What to work on - Beginning with the line that contains "What data populates", copy each subsequent line of the data below through the last one, including both ends but not the pictures.

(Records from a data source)
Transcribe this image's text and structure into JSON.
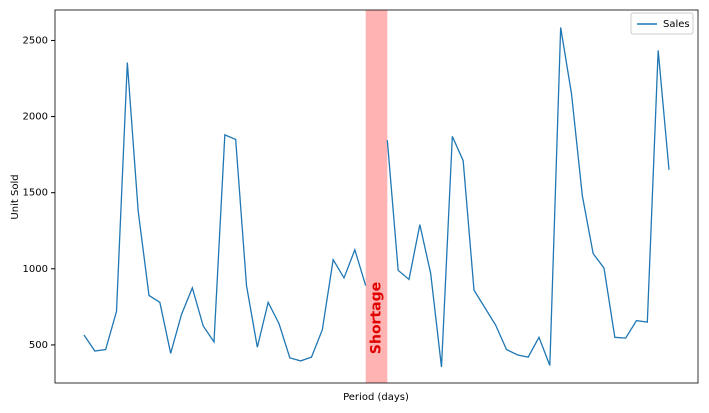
{
  "chart_data": {
    "type": "line",
    "xlabel": "Period (days)",
    "ylabel": "Unit Sold",
    "categories": [
      null,
      null,
      null,
      null,
      null,
      null,
      null,
      null,
      null,
      null,
      null,
      null,
      null,
      null,
      null,
      null,
      null,
      null,
      null,
      null,
      null,
      null,
      null,
      null,
      null,
      null,
      null,
      null,
      null,
      null,
      null,
      null,
      null,
      null,
      null,
      null,
      null,
      null,
      null,
      null,
      null,
      null,
      null,
      null,
      null,
      null,
      null,
      null,
      null,
      null,
      null,
      null,
      null,
      null,
      null
    ],
    "series": [
      {
        "name": "Sales",
        "color": "#1f77b4",
        "values": [
          565,
          460,
          470,
          720,
          2355,
          1380,
          825,
          780,
          445,
          700,
          875,
          625,
          520,
          1880,
          1850,
          890,
          485,
          780,
          640,
          415,
          395,
          420,
          600,
          1060,
          940,
          1125,
          890,
          null,
          1845,
          990,
          930,
          1290,
          970,
          355,
          1870,
          1710,
          860,
          745,
          630,
          470,
          435,
          420,
          550,
          365,
          2585,
          2150,
          1480,
          1100,
          1005,
          550,
          545,
          660,
          650,
          2435,
          1650
        ]
      }
    ],
    "highlight": {
      "label": "Shortage",
      "from": 26,
      "to": 28,
      "color": "#ffb3b3",
      "label_color": "#e00000"
    },
    "ylim": [
      250,
      2700
    ],
    "yticks": [
      500,
      1000,
      1500,
      2000,
      2500
    ],
    "legend": "upper right"
  }
}
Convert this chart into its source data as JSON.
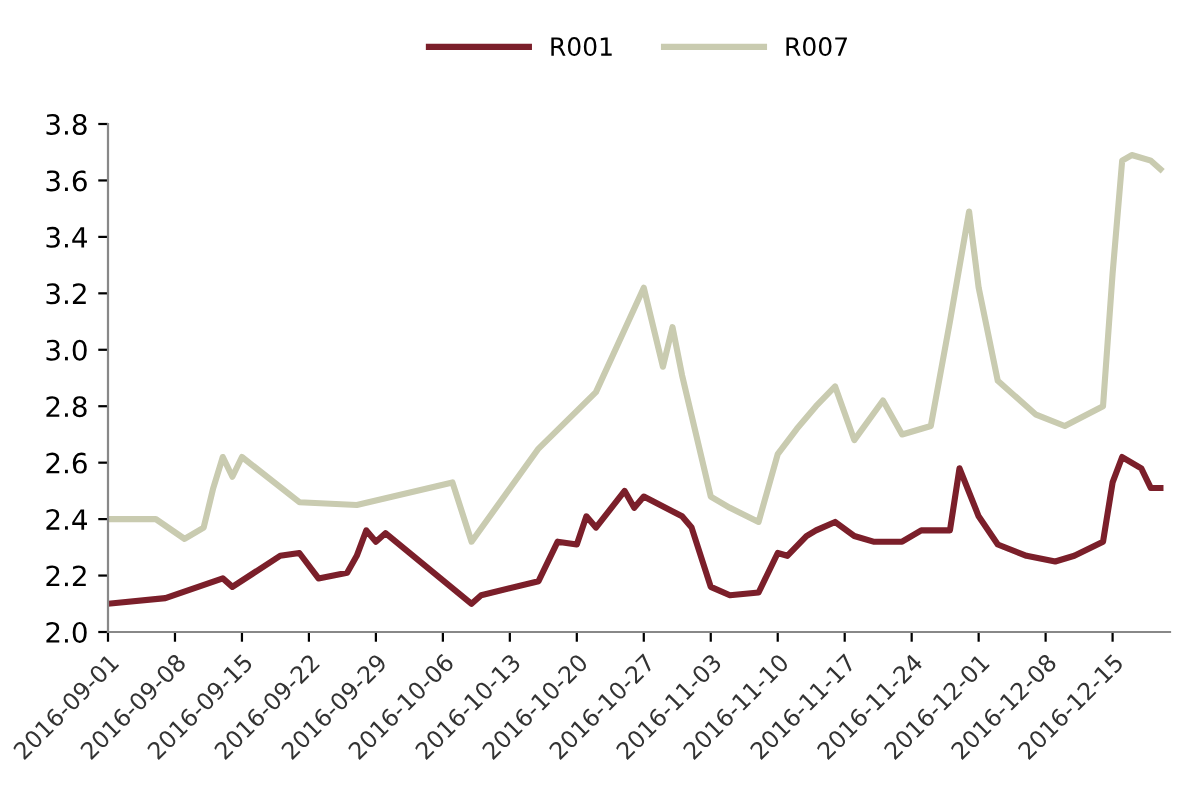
{
  "chart_data": {
    "type": "line",
    "legend": "top",
    "grid": false,
    "marker": "none",
    "line_style": "solid",
    "xlim": [
      "2016-09-01",
      "2016-12-21"
    ],
    "ylim": [
      2.0,
      3.8
    ],
    "yticks": [
      {
        "value": 2,
        "label": "2.0"
      },
      2.2,
      2.4,
      2.6,
      2.8,
      {
        "value": 3,
        "label": "3.0"
      },
      3.2,
      3.4,
      3.6,
      3.8
    ],
    "xticks": [
      "2016-09-01",
      "2016-09-08",
      "2016-09-15",
      "2016-09-22",
      "2016-09-29",
      "2016-10-06",
      "2016-10-13",
      "2016-10-20",
      "2016-10-27",
      "2016-11-03",
      "2016-11-10",
      "2016-11-17",
      "2016-11-24",
      "2016-12-01",
      "2016-12-08",
      "2016-12-15"
    ],
    "series": [
      {
        "name": "R001",
        "color": "#7b1f2a",
        "x": [
          "2016-09-01",
          "2016-09-07",
          "2016-09-13",
          "2016-09-14",
          "2016-09-19",
          "2016-09-21",
          "2016-09-23",
          "2016-09-26",
          "2016-09-27",
          "2016-09-28",
          "2016-09-29",
          "2016-09-30",
          "2016-10-09",
          "2016-10-10",
          "2016-10-16",
          "2016-10-18",
          "2016-10-20",
          "2016-10-21",
          "2016-10-22",
          "2016-10-25",
          "2016-10-26",
          "2016-10-27",
          "2016-10-31",
          "2016-11-01",
          "2016-11-03",
          "2016-11-05",
          "2016-11-08",
          "2016-11-10",
          "2016-11-11",
          "2016-11-13",
          "2016-11-14",
          "2016-11-16",
          "2016-11-18",
          "2016-11-20",
          "2016-11-23",
          "2016-11-25",
          "2016-11-28",
          "2016-11-29",
          "2016-12-01",
          "2016-12-03",
          "2016-12-06",
          "2016-12-09",
          "2016-12-11",
          "2016-12-14",
          "2016-12-15",
          "2016-12-16",
          "2016-12-18",
          "2016-12-19",
          "2016-12-20"
        ],
        "values": [
          2.1,
          2.12,
          2.19,
          2.16,
          2.27,
          2.28,
          2.19,
          2.21,
          2.27,
          2.36,
          2.32,
          2.35,
          2.1,
          2.13,
          2.18,
          2.32,
          2.31,
          2.41,
          2.37,
          2.5,
          2.44,
          2.48,
          2.41,
          2.37,
          2.16,
          2.13,
          2.14,
          2.28,
          2.27,
          2.34,
          2.36,
          2.39,
          2.34,
          2.32,
          2.32,
          2.36,
          2.36,
          2.58,
          2.41,
          2.31,
          2.27,
          2.25,
          2.27,
          2.32,
          2.53,
          2.62,
          2.58,
          2.51,
          2.51
        ]
      },
      {
        "name": "R007",
        "color": "#c9cbb0",
        "x": [
          "2016-09-01",
          "2016-09-06",
          "2016-09-09",
          "2016-09-11",
          "2016-09-12",
          "2016-09-13",
          "2016-09-14",
          "2016-09-15",
          "2016-09-21",
          "2016-09-27",
          "2016-10-07",
          "2016-10-09",
          "2016-10-16",
          "2016-10-22",
          "2016-10-27",
          "2016-10-29",
          "2016-10-30",
          "2016-10-31",
          "2016-11-03",
          "2016-11-05",
          "2016-11-08",
          "2016-11-10",
          "2016-11-12",
          "2016-11-14",
          "2016-11-16",
          "2016-11-18",
          "2016-11-21",
          "2016-11-23",
          "2016-11-26",
          "2016-11-28",
          "2016-11-30",
          "2016-12-01",
          "2016-12-03",
          "2016-12-07",
          "2016-12-10",
          "2016-12-14",
          "2016-12-15",
          "2016-12-16",
          "2016-12-17",
          "2016-12-19",
          "2016-12-20"
        ],
        "values": [
          2.4,
          2.4,
          2.33,
          2.37,
          2.51,
          2.62,
          2.55,
          2.62,
          2.46,
          2.45,
          2.53,
          2.32,
          2.65,
          2.85,
          3.22,
          2.94,
          3.08,
          2.91,
          2.48,
          2.44,
          2.39,
          2.63,
          2.72,
          2.8,
          2.87,
          2.68,
          2.82,
          2.7,
          2.73,
          3.1,
          3.49,
          3.22,
          2.89,
          2.77,
          2.73,
          2.8,
          3.27,
          3.67,
          3.69,
          3.67,
          3.64
        ]
      }
    ]
  }
}
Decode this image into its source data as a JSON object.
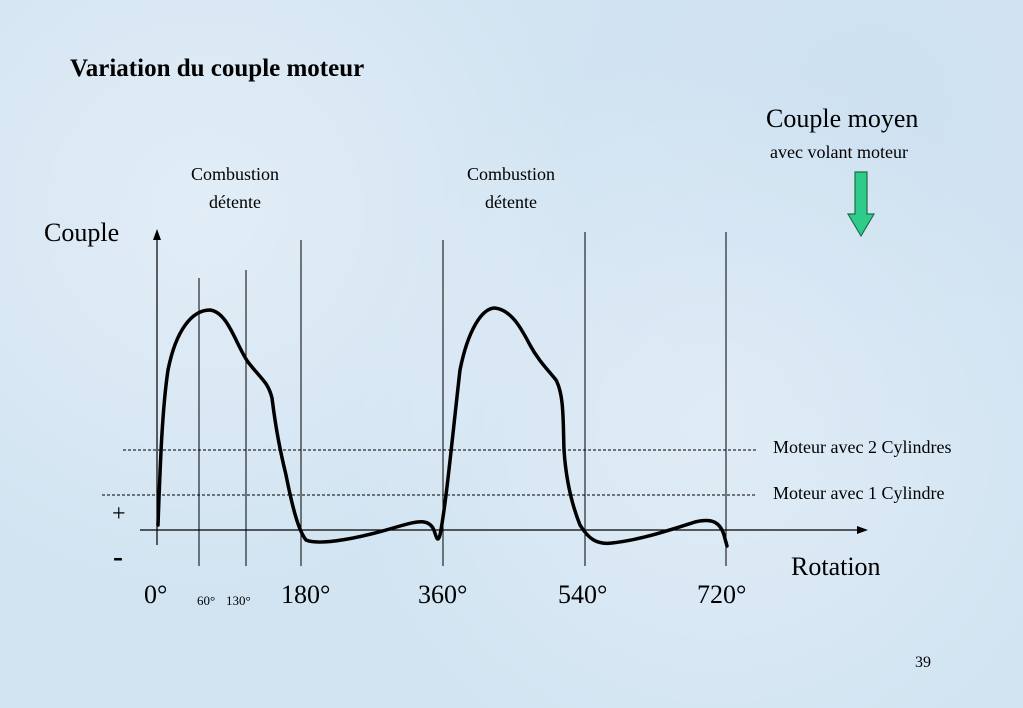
{
  "title": "Variation du couple moteur",
  "couple_moyen": {
    "title": "Couple moyen",
    "subtitle": "avec volant moteur",
    "arrow_color": "#2ecc8a"
  },
  "annotations": {
    "combustion_1": [
      "Combustion",
      "détente"
    ],
    "combustion_2": [
      "Combustion",
      "détente"
    ]
  },
  "axes": {
    "y_label": "Couple",
    "x_label": "Rotation",
    "plus": "+",
    "minus": "-"
  },
  "ticks": {
    "t0": "0°",
    "t60": "60°",
    "t130": "130°",
    "t180": "180°",
    "t360": "360°",
    "t540": "540°",
    "t720": "720°"
  },
  "legend": {
    "two_cyl": "Moteur avec 2 Cylindres",
    "one_cyl": "Moteur avec 1 Cylindre"
  },
  "page_number": "39"
}
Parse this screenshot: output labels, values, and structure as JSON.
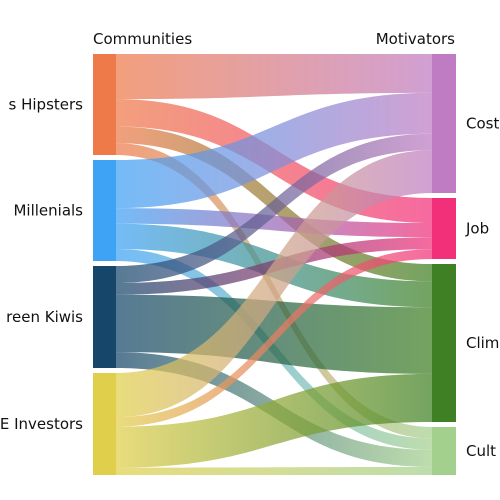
{
  "chart_data": {
    "type": "sankey",
    "left_header": "Communities",
    "right_header": "Motivators",
    "sources": [
      {
        "label": "Hipsters",
        "full_label": "s Hipsters",
        "color": "#ee7a4a"
      },
      {
        "label": "Millenials",
        "full_label": "Millenials",
        "color": "#3ea2f5"
      },
      {
        "label": "Green Kiwis",
        "full_label": "reen Kiwis",
        "color": "#16476b"
      },
      {
        "label": "Investors",
        "full_label": "E Investors",
        "color": "#e0cf4a"
      }
    ],
    "targets": [
      {
        "label": "Cost",
        "full_label": "Cost",
        "color": "#bf7cc2"
      },
      {
        "label": "Job",
        "full_label": "Job",
        "color": "#f2307a"
      },
      {
        "label": "Climate",
        "full_label": "Clim",
        "color": "#3e8023"
      },
      {
        "label": "Culture",
        "full_label": "Cult",
        "color": "#a4d08e"
      }
    ],
    "flows": [
      {
        "source": "Hipsters",
        "target": "Cost",
        "value": 3.8
      },
      {
        "source": "Hipsters",
        "target": "Job",
        "value": 2.3
      },
      {
        "source": "Hipsters",
        "target": "Climate",
        "value": 1.4
      },
      {
        "source": "Hipsters",
        "target": "Culture",
        "value": 1.0
      },
      {
        "source": "Millenials",
        "target": "Cost",
        "value": 4.0
      },
      {
        "source": "Millenials",
        "target": "Job",
        "value": 1.3
      },
      {
        "source": "Millenials",
        "target": "Climate",
        "value": 2.1
      },
      {
        "source": "Millenials",
        "target": "Culture",
        "value": 1.0
      },
      {
        "source": "Green Kiwis",
        "target": "Cost",
        "value": 1.6
      },
      {
        "source": "Green Kiwis",
        "target": "Job",
        "value": 1.1
      },
      {
        "source": "Green Kiwis",
        "target": "Climate",
        "value": 5.4
      },
      {
        "source": "Green Kiwis",
        "target": "Culture",
        "value": 1.5
      },
      {
        "source": "Investors",
        "target": "Cost",
        "value": 4.2
      },
      {
        "source": "Investors",
        "target": "Job",
        "value": 0.9
      },
      {
        "source": "Investors",
        "target": "Climate",
        "value": 3.9
      },
      {
        "source": "Investors",
        "target": "Culture",
        "value": 0.7
      }
    ]
  }
}
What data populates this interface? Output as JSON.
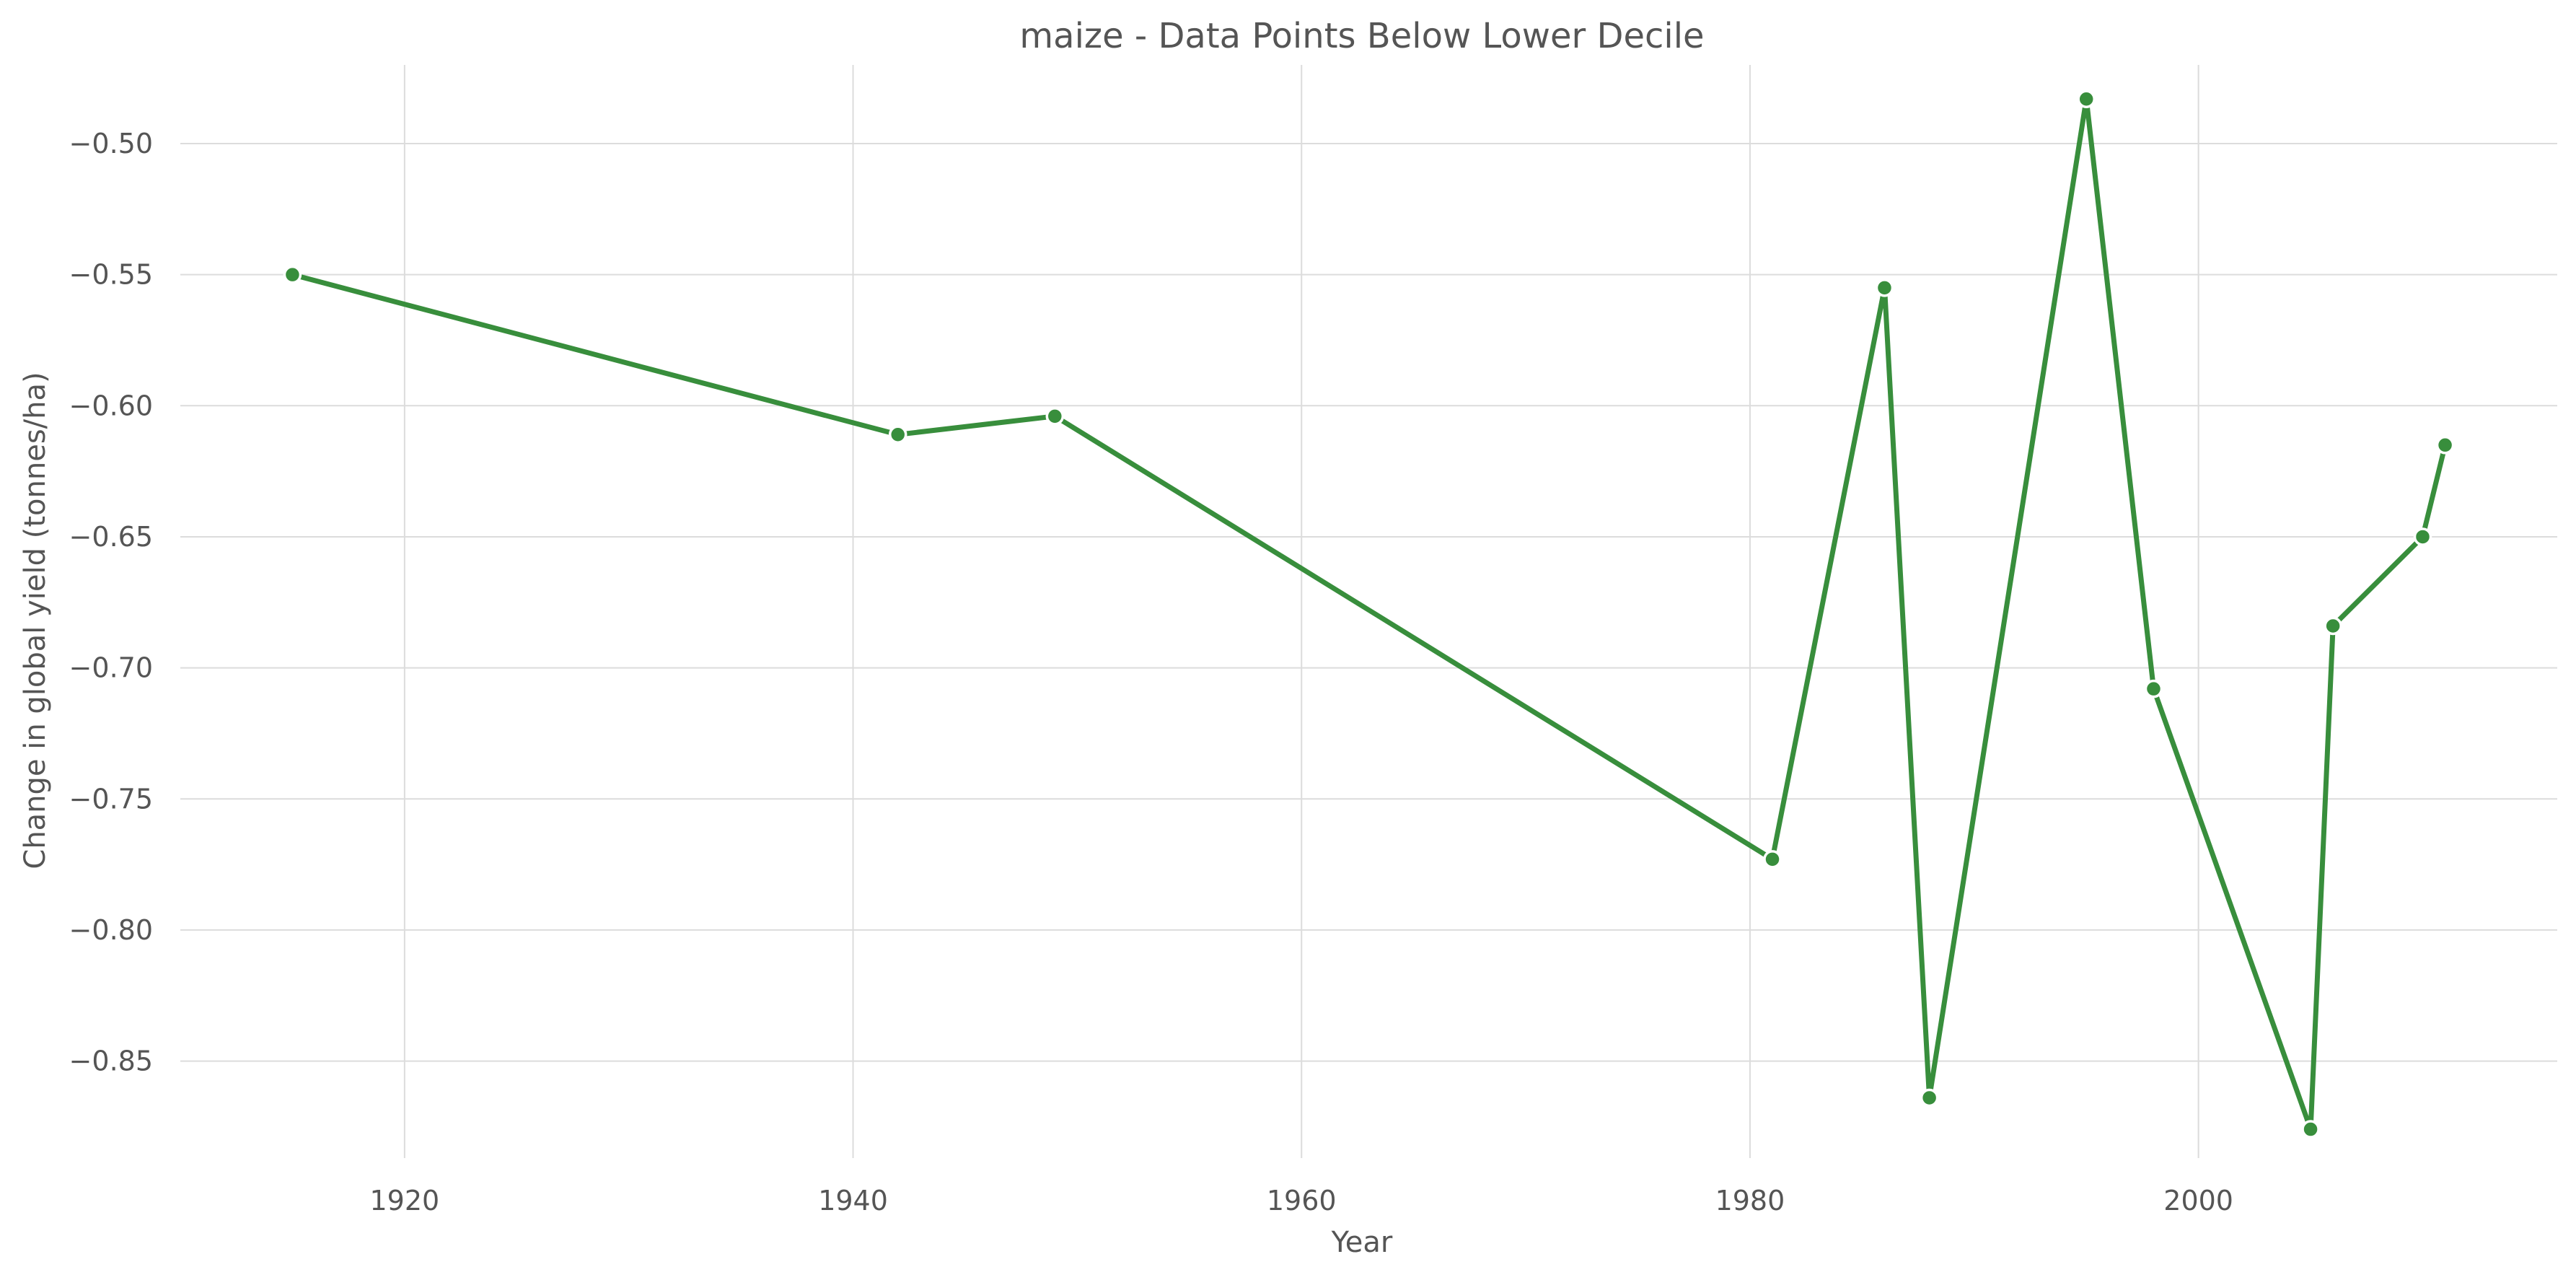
{
  "chart_data": {
    "type": "line",
    "title": "maize - Data Points Below Lower Decile",
    "xlabel": "Year",
    "ylabel": "Change in global yield (tonnes/ha)",
    "xlim": [
      1910,
      2016
    ],
    "ylim": [
      -0.887,
      -0.47
    ],
    "x_ticks": [
      1920,
      1940,
      1960,
      1980,
      2000
    ],
    "x_tick_labels": [
      "1920",
      "1940",
      "1960",
      "1980",
      "2000"
    ],
    "y_ticks": [
      -0.5,
      -0.55,
      -0.6,
      -0.65,
      -0.7,
      -0.75,
      -0.8,
      -0.85
    ],
    "y_tick_labels": [
      "−0.50",
      "−0.55",
      "−0.60",
      "−0.65",
      "−0.70",
      "−0.75",
      "−0.80",
      "−0.85"
    ],
    "grid": true,
    "color": "#388e3c",
    "series": [
      {
        "x": [
          1915,
          1942,
          1949,
          1981,
          1986,
          1988,
          1995,
          1998,
          2005,
          2006,
          2010,
          2011
        ],
        "y": [
          -0.55,
          -0.611,
          -0.604,
          -0.773,
          -0.555,
          -0.864,
          -0.483,
          -0.708,
          -0.876,
          -0.684,
          -0.65,
          -0.615
        ]
      }
    ]
  }
}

Correct response -
What data populates this interface? Output as JSON.
{
  "chart_data": {
    "type": "line",
    "title": "maize - Data Points Below Lower Decile",
    "xlabel": "Year",
    "ylabel": "Change in global yield (tonnes/ha)",
    "xlim": [
      1910,
      2016
    ],
    "ylim": [
      -0.887,
      -0.47
    ],
    "x_ticks": [
      1920,
      1940,
      1960,
      1980,
      2000
    ],
    "x_tick_labels": [
      "1920",
      "1940",
      "1960",
      "1980",
      "2000"
    ],
    "y_ticks": [
      -0.5,
      -0.55,
      -0.6,
      -0.65,
      -0.7,
      -0.75,
      -0.8,
      -0.85
    ],
    "y_tick_labels": [
      "−0.50",
      "−0.55",
      "−0.60",
      "−0.65",
      "−0.70",
      "−0.75",
      "−0.80",
      "−0.85"
    ],
    "grid": true,
    "color": "#388e3c",
    "series": [
      {
        "x": [
          1915,
          1942,
          1949,
          1981,
          1986,
          1988,
          1995,
          1998,
          2005,
          2006,
          2010,
          2011
        ],
        "y": [
          -0.55,
          -0.611,
          -0.604,
          -0.773,
          -0.555,
          -0.864,
          -0.483,
          -0.708,
          -0.876,
          -0.684,
          -0.65,
          -0.615
        ]
      }
    ]
  }
}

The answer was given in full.